■ **Given passage**:

[Begin]

Book Review: Masks and Shadows, by Stephanie Burgis

- Book Reviews

The year is 1779, the place is the Eszterháza Palace in Hungary. The famous castrato singer Carlo Morelli is travelling to the palace as a guest of Prince Nikolaus Esterházy, but he is not the only one. He’s accompanied by a famous alchemist, Ignaz Von Born, and a man he suspects to be a spy. Already arrived at the palace is the recently widowed Charlotte von Steinbeck visiting her younger sister, Sophie.

But there are plots brewing at the palace. The Habsburg Emperor and Empress are about to visit, and there are forces at work who will stop at nothing to assassinate them. There is blackmail, alchemy, and betrayal, and not everyone is who they seem to be.

[End]

■ **Supplied entries**:
[Begin]

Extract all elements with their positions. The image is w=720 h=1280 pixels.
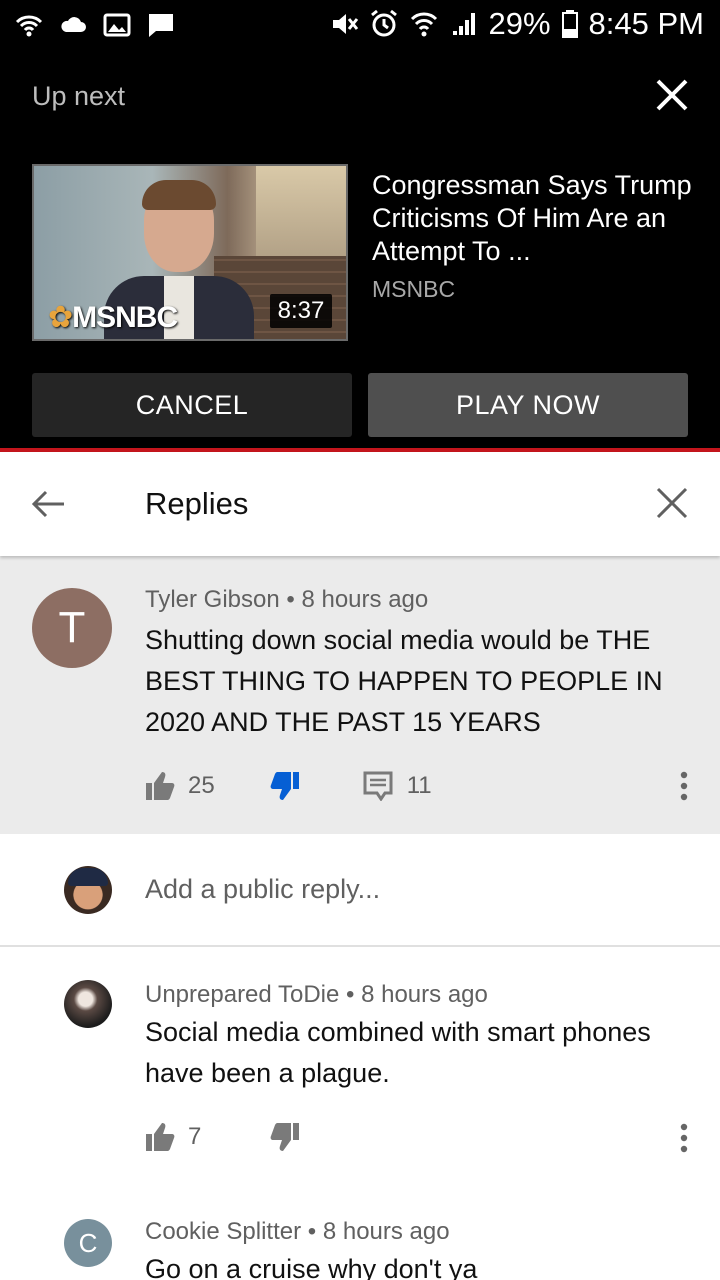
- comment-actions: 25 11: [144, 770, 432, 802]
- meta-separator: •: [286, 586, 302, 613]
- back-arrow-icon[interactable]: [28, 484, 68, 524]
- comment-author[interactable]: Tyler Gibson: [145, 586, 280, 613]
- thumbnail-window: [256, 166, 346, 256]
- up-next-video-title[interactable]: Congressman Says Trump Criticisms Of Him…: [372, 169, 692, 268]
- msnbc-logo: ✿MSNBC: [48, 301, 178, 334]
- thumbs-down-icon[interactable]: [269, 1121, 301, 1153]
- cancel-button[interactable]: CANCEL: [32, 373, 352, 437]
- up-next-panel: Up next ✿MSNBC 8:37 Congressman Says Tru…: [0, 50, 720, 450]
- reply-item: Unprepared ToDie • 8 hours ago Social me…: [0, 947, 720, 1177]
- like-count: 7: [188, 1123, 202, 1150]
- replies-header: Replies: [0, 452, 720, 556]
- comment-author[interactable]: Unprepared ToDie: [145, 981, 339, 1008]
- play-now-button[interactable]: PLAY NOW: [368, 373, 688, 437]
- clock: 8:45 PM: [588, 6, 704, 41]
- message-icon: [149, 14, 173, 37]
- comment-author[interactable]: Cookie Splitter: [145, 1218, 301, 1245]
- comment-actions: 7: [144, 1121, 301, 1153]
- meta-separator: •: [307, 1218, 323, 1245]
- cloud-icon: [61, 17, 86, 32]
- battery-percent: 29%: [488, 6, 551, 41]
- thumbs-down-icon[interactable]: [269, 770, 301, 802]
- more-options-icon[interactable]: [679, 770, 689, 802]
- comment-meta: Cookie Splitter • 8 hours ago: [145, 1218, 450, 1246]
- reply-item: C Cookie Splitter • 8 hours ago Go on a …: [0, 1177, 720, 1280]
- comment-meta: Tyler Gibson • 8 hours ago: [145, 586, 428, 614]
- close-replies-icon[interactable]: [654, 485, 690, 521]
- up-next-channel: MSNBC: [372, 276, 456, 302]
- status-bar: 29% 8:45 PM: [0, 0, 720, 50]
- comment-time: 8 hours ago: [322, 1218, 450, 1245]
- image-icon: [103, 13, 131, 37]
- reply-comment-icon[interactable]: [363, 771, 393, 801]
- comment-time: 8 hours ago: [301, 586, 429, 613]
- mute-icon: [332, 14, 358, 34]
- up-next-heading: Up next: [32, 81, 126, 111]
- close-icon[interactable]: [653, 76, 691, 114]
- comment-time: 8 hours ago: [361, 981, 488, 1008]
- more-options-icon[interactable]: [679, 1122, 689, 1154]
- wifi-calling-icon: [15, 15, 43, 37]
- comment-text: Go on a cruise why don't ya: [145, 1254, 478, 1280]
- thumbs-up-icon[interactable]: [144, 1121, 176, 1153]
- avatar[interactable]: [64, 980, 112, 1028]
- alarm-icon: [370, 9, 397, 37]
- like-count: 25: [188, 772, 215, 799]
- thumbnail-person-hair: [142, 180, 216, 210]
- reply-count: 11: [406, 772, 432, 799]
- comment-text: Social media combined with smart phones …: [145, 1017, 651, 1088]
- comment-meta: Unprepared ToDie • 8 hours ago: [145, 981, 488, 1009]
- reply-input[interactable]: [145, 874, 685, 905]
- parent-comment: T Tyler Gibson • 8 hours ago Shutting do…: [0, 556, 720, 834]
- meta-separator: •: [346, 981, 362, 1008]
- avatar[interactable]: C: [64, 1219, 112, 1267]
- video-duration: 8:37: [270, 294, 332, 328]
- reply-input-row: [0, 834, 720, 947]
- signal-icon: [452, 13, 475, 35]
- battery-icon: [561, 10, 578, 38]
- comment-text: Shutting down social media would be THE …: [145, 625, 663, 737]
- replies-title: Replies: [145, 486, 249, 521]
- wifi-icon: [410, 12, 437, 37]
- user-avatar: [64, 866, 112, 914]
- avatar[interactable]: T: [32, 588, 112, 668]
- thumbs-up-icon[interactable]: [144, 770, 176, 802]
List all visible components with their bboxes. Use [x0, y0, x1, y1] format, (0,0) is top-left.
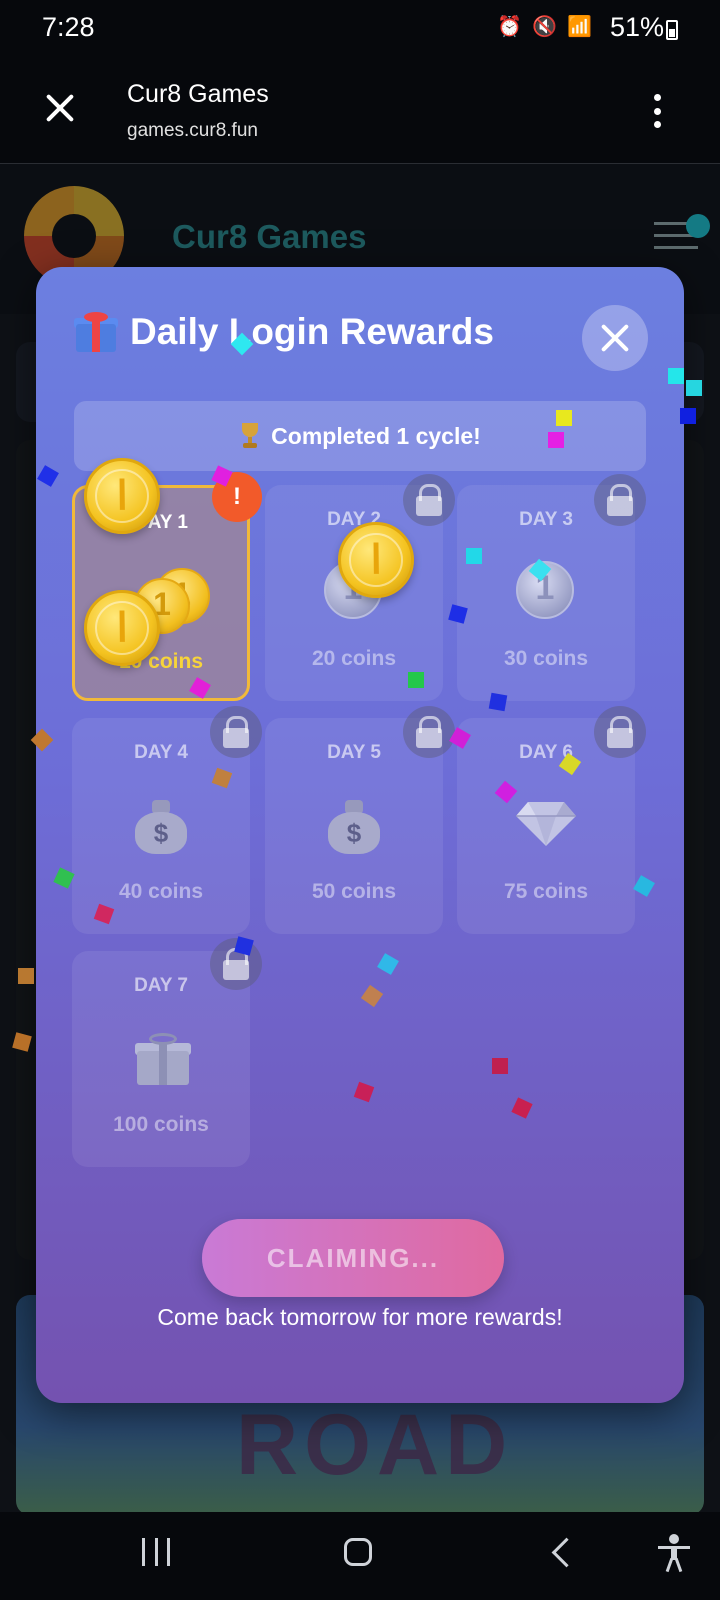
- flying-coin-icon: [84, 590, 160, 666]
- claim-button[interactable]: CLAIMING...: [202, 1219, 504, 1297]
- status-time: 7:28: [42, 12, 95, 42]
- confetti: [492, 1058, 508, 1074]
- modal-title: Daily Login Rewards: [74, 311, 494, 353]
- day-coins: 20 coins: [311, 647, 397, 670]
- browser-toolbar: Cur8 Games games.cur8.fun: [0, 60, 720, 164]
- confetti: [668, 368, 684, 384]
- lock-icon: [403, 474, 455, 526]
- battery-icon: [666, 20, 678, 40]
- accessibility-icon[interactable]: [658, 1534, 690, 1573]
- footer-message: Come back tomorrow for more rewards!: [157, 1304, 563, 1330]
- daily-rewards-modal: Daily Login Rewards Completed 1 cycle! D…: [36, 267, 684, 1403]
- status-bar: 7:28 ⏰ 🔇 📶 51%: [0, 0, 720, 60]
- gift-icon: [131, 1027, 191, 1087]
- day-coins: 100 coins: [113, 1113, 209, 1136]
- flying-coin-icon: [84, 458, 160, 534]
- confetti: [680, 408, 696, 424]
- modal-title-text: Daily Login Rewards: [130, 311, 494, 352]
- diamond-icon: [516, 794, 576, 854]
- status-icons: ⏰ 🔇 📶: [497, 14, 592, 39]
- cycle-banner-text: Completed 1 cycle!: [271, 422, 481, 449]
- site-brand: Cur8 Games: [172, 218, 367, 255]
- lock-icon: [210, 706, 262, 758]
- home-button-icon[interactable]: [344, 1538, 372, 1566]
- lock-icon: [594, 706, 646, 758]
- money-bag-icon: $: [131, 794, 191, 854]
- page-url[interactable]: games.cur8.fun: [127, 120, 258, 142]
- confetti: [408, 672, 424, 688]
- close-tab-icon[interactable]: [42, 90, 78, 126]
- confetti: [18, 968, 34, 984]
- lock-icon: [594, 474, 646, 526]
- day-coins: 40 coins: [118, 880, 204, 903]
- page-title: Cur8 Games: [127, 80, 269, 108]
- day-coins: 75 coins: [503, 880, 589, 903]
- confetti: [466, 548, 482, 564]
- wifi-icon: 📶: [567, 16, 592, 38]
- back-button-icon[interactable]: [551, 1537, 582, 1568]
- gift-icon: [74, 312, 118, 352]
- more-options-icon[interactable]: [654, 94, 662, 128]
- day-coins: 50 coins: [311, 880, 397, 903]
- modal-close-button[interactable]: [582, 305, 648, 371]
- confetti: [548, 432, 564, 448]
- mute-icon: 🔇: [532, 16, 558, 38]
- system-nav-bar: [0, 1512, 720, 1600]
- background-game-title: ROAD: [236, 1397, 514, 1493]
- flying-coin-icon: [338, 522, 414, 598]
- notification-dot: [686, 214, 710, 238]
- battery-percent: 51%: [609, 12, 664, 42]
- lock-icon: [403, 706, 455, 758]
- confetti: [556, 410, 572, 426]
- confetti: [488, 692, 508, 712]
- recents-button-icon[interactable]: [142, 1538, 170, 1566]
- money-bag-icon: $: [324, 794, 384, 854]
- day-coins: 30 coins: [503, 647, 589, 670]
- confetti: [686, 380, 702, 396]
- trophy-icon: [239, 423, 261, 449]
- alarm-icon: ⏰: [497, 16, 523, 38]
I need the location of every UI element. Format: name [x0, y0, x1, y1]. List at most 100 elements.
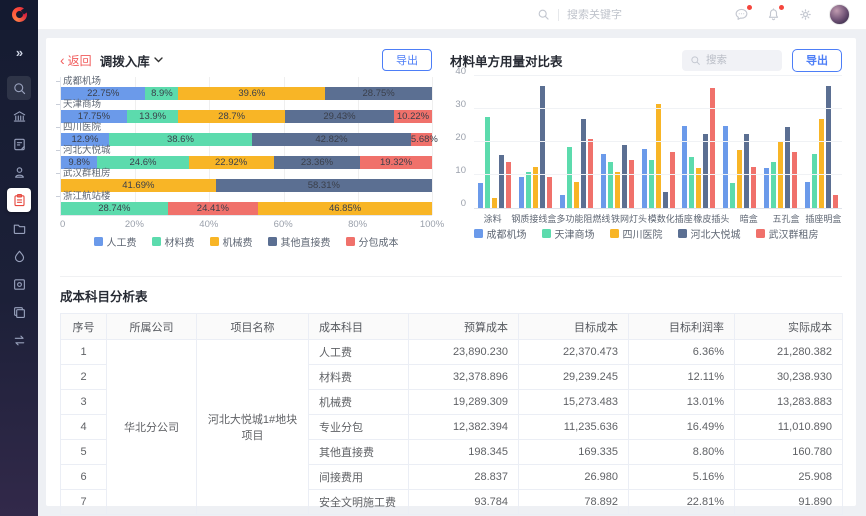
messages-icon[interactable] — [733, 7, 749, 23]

[End]

■ **To be done**:
Continue the review of Masks and Shadows from its last sentence. None of the items are needed here.

■ **Answer to the exercise**:
Masks and Shadows is a historical fantasy set in an unusual location with characters who are quite unique. If you’ve read Stephanie Burgis’s previous middle grade books, you’ll know she has a knack for convincing, lively, three dimensional characters with complex motivations, and in this, her first adult novel, she has been able to create some of the most interesting characters you’re likely to read in a fantasy novel, from the castrato singer, Carlo Morelli, playing a role he no longer believes in to Charlotte von Steinbeck, the very proper young widow who is forced to confront the scandalous fact that her younger sister, Sophie, is the very public mistress of Prince Esterházy. Then there are the members of the prince’s opera company who are unwillingly caught up in the plots and Sophie’s husband, a member of the prince’s guard, unsuccessfully trying not to regret the deal he made that allows his own wife to be the prince’s mistress.

Add to those the real historical characters in the book: Prince Esterházy and his wife, the princess forced to live in the palace alongside the prince’s mistress, the composer Joseph Haydn, and a host of others and you have a setting that is rich and highly believable.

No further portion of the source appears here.